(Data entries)
=-=-=
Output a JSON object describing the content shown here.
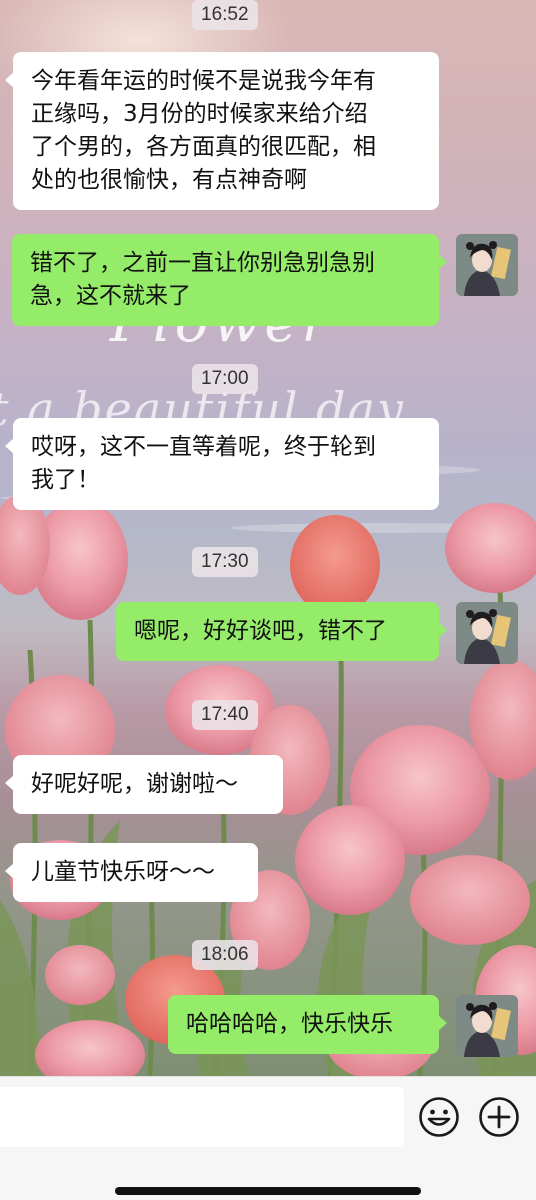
{
  "chat": {
    "wallpaper_script_1": "Flower",
    "wallpaper_script_2": "t a beautiful day",
    "messages": [
      {
        "type": "time",
        "text": "16:52"
      },
      {
        "type": "received",
        "text": "今年看年运的时候不是说我今年有正缘吗，3月份的时候家来给介绍了个男的，各方面真的很匹配，相处的也很愉快，有点神奇啊"
      },
      {
        "type": "sent",
        "text": "错不了，之前一直让你别急别急别急，这不就来了"
      },
      {
        "type": "time",
        "text": "17:00"
      },
      {
        "type": "received",
        "text": "哎呀，这不一直等着呢，终于轮到我了！"
      },
      {
        "type": "time",
        "text": "17:30"
      },
      {
        "type": "sent",
        "text": "嗯呢，好好谈吧，错不了"
      },
      {
        "type": "time",
        "text": "17:40"
      },
      {
        "type": "received",
        "text": "好呢好呢，谢谢啦～"
      },
      {
        "type": "received",
        "text": "儿童节快乐呀～～"
      },
      {
        "type": "time",
        "text": "18:06"
      },
      {
        "type": "sent",
        "text": "哈哈哈哈，快乐快乐"
      }
    ]
  },
  "bubble_lines": {
    "m1": [
      "今年看年运的时候不是说我今年有",
      "正缘吗，3月份的时候家来给介绍",
      "了个男的，各方面真的很匹配，相",
      "处的也很愉快，有点神奇啊"
    ],
    "m2": [
      "错不了，之前一直让你别急别急别",
      "急，这不就来了"
    ],
    "m3": [
      "哎呀，这不一直等着呢，终于轮到",
      "我了！"
    ]
  },
  "input": {
    "value": "",
    "placeholder": ""
  },
  "icons": {
    "emoji": "emoji-smile-icon",
    "plus": "plus-circle-icon"
  },
  "colors": {
    "sent_bubble": "#95ec69",
    "received_bubble": "#ffffff",
    "time_pill": "#ebe4e8"
  }
}
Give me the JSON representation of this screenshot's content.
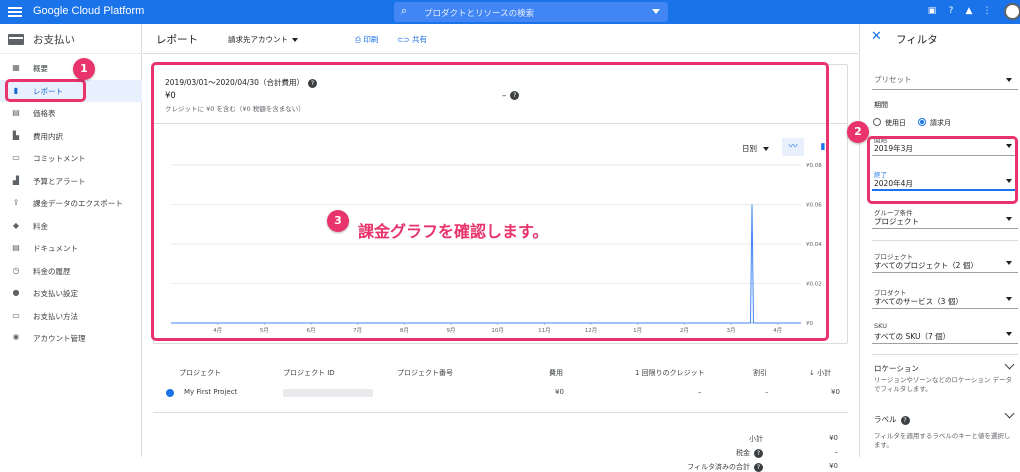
{
  "topbar": {
    "brand": "Google Cloud Platform",
    "search_placeholder": "プロダクトとリソースの検索"
  },
  "sidebar": {
    "title": "お支払い",
    "items": [
      {
        "label": "概要",
        "icon": "dashboard-icon"
      },
      {
        "label": "レポート",
        "icon": "bar-chart-icon",
        "active": true
      },
      {
        "label": "価格表",
        "icon": "table-icon"
      },
      {
        "label": "費用内訳",
        "icon": "waterfall-icon"
      },
      {
        "label": "コミットメント",
        "icon": "commitment-icon"
      },
      {
        "label": "予算とアラート",
        "icon": "budget-icon"
      },
      {
        "label": "課金データのエクスポート",
        "icon": "export-icon"
      },
      {
        "label": "料金",
        "icon": "tag-icon"
      },
      {
        "label": "ドキュメント",
        "icon": "document-icon"
      },
      {
        "label": "料金の履歴",
        "icon": "history-icon"
      },
      {
        "label": "お支払い設定",
        "icon": "person-icon"
      },
      {
        "label": "お支払い方法",
        "icon": "credit-card-icon"
      },
      {
        "label": "アカウント管理",
        "icon": "gear-icon"
      }
    ]
  },
  "toolbar": {
    "title": "レポート",
    "account": "請求先アカウント",
    "print": "印刷",
    "share": "共有"
  },
  "summary": {
    "range": "2019/03/01～2020/04/30（合計費用）",
    "amount": "¥0",
    "credit_note": "クレジットに ¥0 を含む（¥0 税額を含まない）",
    "dash": "–"
  },
  "graph": {
    "granularity": "日別"
  },
  "chart_data": {
    "type": "line",
    "x": [
      "4月",
      "5月",
      "6月",
      "7月",
      "8月",
      "9月",
      "10月",
      "11月",
      "12月",
      "1月",
      "2月",
      "3月",
      "4月"
    ],
    "y_tick_labels": [
      "¥0",
      "¥0.02",
      "¥0.04",
      "¥0.06",
      "¥0.08"
    ],
    "ylim": [
      0,
      0.08
    ],
    "series": [
      {
        "values": [
          0,
          0,
          0,
          0,
          0,
          0,
          0,
          0,
          0,
          0,
          0,
          0.06,
          0
        ]
      }
    ],
    "spike_position": 11.45,
    "grid": true
  },
  "table": {
    "headers": [
      "プロジェクト",
      "プロジェクト ID",
      "プロジェクト番号",
      "費用",
      "1 回限りのクレジット",
      "割引",
      "小計"
    ],
    "row": {
      "project": "My First Project",
      "cost": "¥0",
      "credit": "–",
      "discount": "–",
      "subtotal": "¥0"
    },
    "footer": [
      {
        "label": "小計",
        "value": "¥0"
      },
      {
        "label": "税金",
        "value": "–"
      },
      {
        "label": "フィルタ済みの合計",
        "value": "¥0"
      }
    ]
  },
  "filter": {
    "title": "フィルタ",
    "preset": "プリセット",
    "period_label": "期間",
    "radio_usage": "使用日",
    "radio_invoice": "請求月",
    "start_label": "開始",
    "start_value": "2019年3月",
    "end_label": "終了",
    "end_value": "2020年4月",
    "group_label": "グループ条件",
    "group_value": "プロジェクト",
    "project_label": "プロジェクト",
    "project_value": "すべてのプロジェクト（2 個）",
    "product_label": "プロダクト",
    "product_value": "すべてのサービス（3 個）",
    "sku_label": "SKU",
    "sku_value": "すべての SKU（7 個）",
    "location_label": "ロケーション",
    "location_desc": "リージョンやゾーンなどのロケーション データでフィルタします。",
    "labels_label": "ラベル",
    "labels_desc": "フィルタを適用するラベルのキーと値を選択します。"
  },
  "annotations": {
    "badge1": "1",
    "badge2": "2",
    "badge3": "3",
    "callout": "課金グラフを確認します。",
    "highlight_color": "#e8336c"
  },
  "colors": {
    "accent": "#1a73e8",
    "series": "#4285f4"
  }
}
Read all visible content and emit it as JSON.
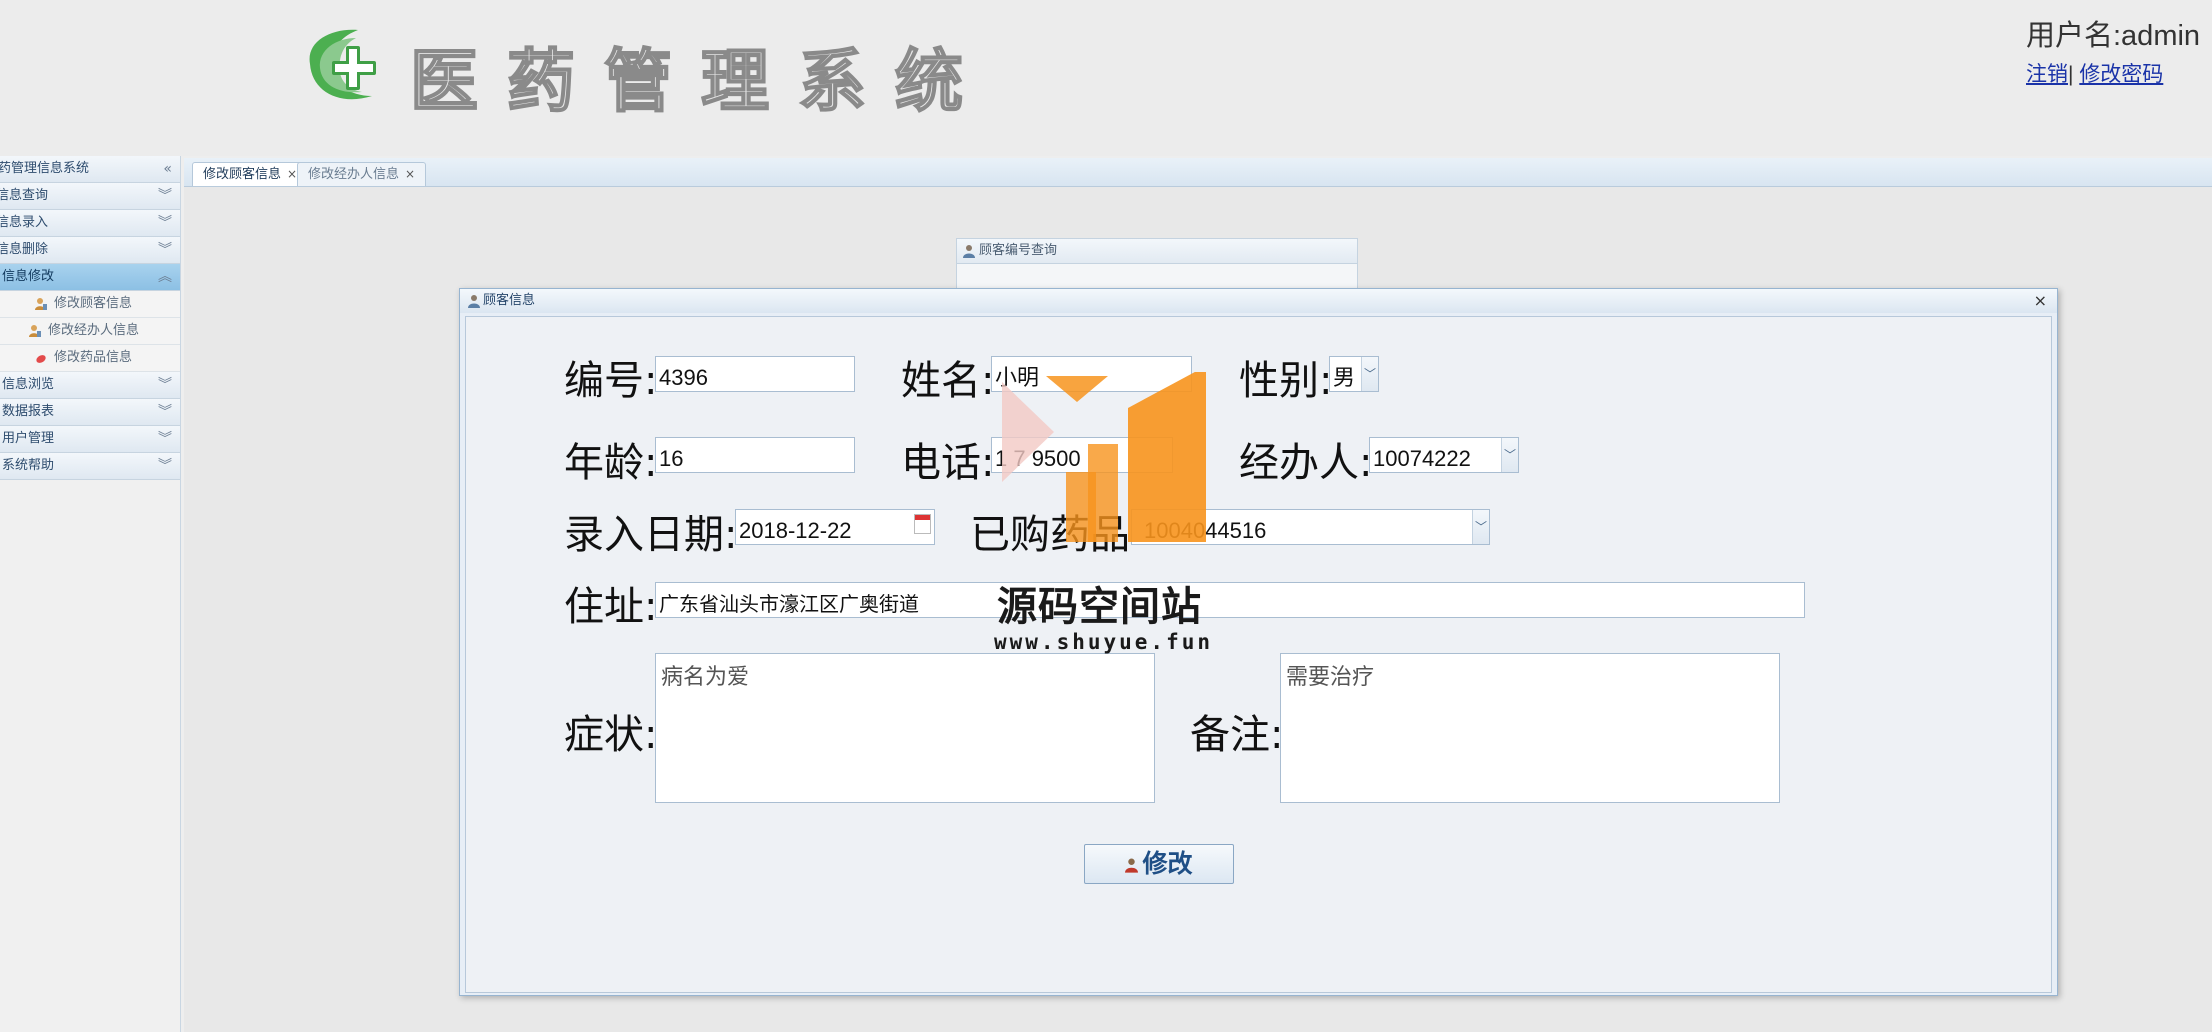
{
  "header": {
    "logo_icon": "green-cross-logo-icon",
    "logo_text": "医药管理系统",
    "user_label": "用户名:admin",
    "logout_link": "注销",
    "separator": "|",
    "change_password_link": "修改密码"
  },
  "sidebar": {
    "title": "药管理信息系统",
    "sections": [
      {
        "label": "信息查询"
      },
      {
        "label": "信息录入"
      },
      {
        "label": "信息删除"
      },
      {
        "label": "信息修改",
        "active": true,
        "items": [
          {
            "label": "修改顾客信息",
            "icon": "user-edit-icon"
          },
          {
            "label": "修改经办人信息",
            "icon": "user-edit-icon"
          },
          {
            "label": "修改药品信息",
            "icon": "pill-icon"
          }
        ]
      },
      {
        "label": "信息浏览"
      },
      {
        "label": "数据报表"
      },
      {
        "label": "用户管理"
      },
      {
        "label": "系统帮助"
      }
    ]
  },
  "tabs": [
    {
      "label": "修改顾客信息",
      "selected": true,
      "close": "×"
    },
    {
      "label": "修改经办人信息",
      "selected": false,
      "close": "×"
    }
  ],
  "background_panel": {
    "title": "顾客编号查询"
  },
  "dialog": {
    "title": "顾客信息",
    "close": "×",
    "labels": {
      "id": "编号:",
      "name": "姓名:",
      "gender": "性别:",
      "age": "年龄:",
      "phone": "电话:",
      "agent": "经办人:",
      "date": "录入日期:",
      "medicine": "已购药品",
      "address": "住址:",
      "symptom": "症状:",
      "remark": "备注:"
    },
    "values": {
      "id": "4396",
      "name": "小明",
      "gender": "男",
      "age": "16",
      "phone": "1   7   9500",
      "agent": "10074222",
      "date": "2018-12-22",
      "medicine": "1004044516",
      "address": "广东省汕头市濠江区广奥街道",
      "symptom": "病名为爱",
      "remark": "需要治疗"
    },
    "submit_button": "修改",
    "submit_icon": "user-icon"
  },
  "watermark": {
    "title": "源码空间站",
    "url": "www.shuyue.fun",
    "colors": {
      "orange": "#f7941d",
      "pink": "#f2c9c4"
    }
  },
  "colors": {
    "accent": "#8cc0e4",
    "logo_green": "#4caf50",
    "link": "#1a33a8"
  }
}
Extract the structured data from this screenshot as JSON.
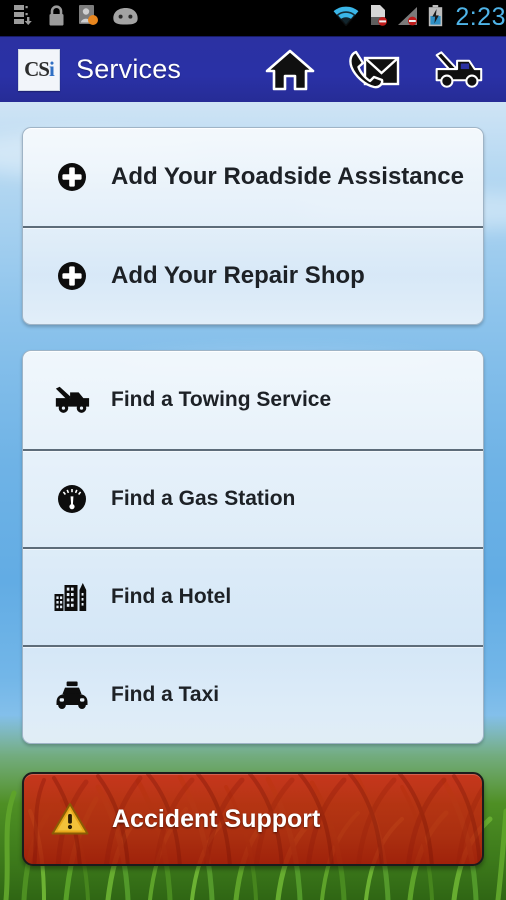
{
  "statusbar": {
    "time": "2:23",
    "left_icons": [
      "storage-download-icon",
      "lock-icon",
      "contact-sync-icon",
      "android-robot-icon"
    ],
    "right_icons": [
      "wifi-icon",
      "sd-card-disabled-icon",
      "signal-disabled-icon",
      "battery-charging-icon"
    ]
  },
  "header": {
    "logo_text_dark": "CS",
    "logo_text_accent": "i",
    "title": "Services",
    "accent_color": "#2b31a2",
    "icons": [
      {
        "name": "home-icon",
        "label": "Home"
      },
      {
        "name": "contact-us-icon",
        "label": "Contact"
      },
      {
        "name": "tow-truck-icon",
        "label": "Towing"
      }
    ]
  },
  "cards": [
    {
      "name": "add-services-card",
      "rows": [
        {
          "name": "add-roadside-assistance",
          "icon": "plus-circle-icon",
          "label": "Add Your Roadside Assistance",
          "size": "large"
        },
        {
          "name": "add-repair-shop",
          "icon": "plus-circle-icon",
          "label": "Add Your Repair Shop",
          "size": "large"
        }
      ]
    },
    {
      "name": "find-services-card",
      "rows": [
        {
          "name": "find-towing-service",
          "icon": "tow-truck-icon",
          "label": "Find a Towing Service",
          "size": "small"
        },
        {
          "name": "find-gas-station",
          "icon": "fuel-gauge-icon",
          "label": "Find a Gas Station",
          "size": "small"
        },
        {
          "name": "find-hotel",
          "icon": "buildings-icon",
          "label": "Find a Hotel",
          "size": "small"
        },
        {
          "name": "find-taxi",
          "icon": "taxi-icon",
          "label": "Find a Taxi",
          "size": "small"
        }
      ]
    }
  ],
  "accident": {
    "label": "Accident Support",
    "icon": "warning-triangle-icon",
    "color": "#cf1e0e"
  }
}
=-=-=
Exercise prompt.
Each line with the string "title" in it needs to be found and copied.

Exercise solution.
    "title": "お支払い",
    "title": "レポート",
    "title": "フィルタ",
    "title": "药管理信息系统",
    "title": "顾客编号查询"
    "title": "顾客信息",
    "title": "源码空间站",
    "title": "Services",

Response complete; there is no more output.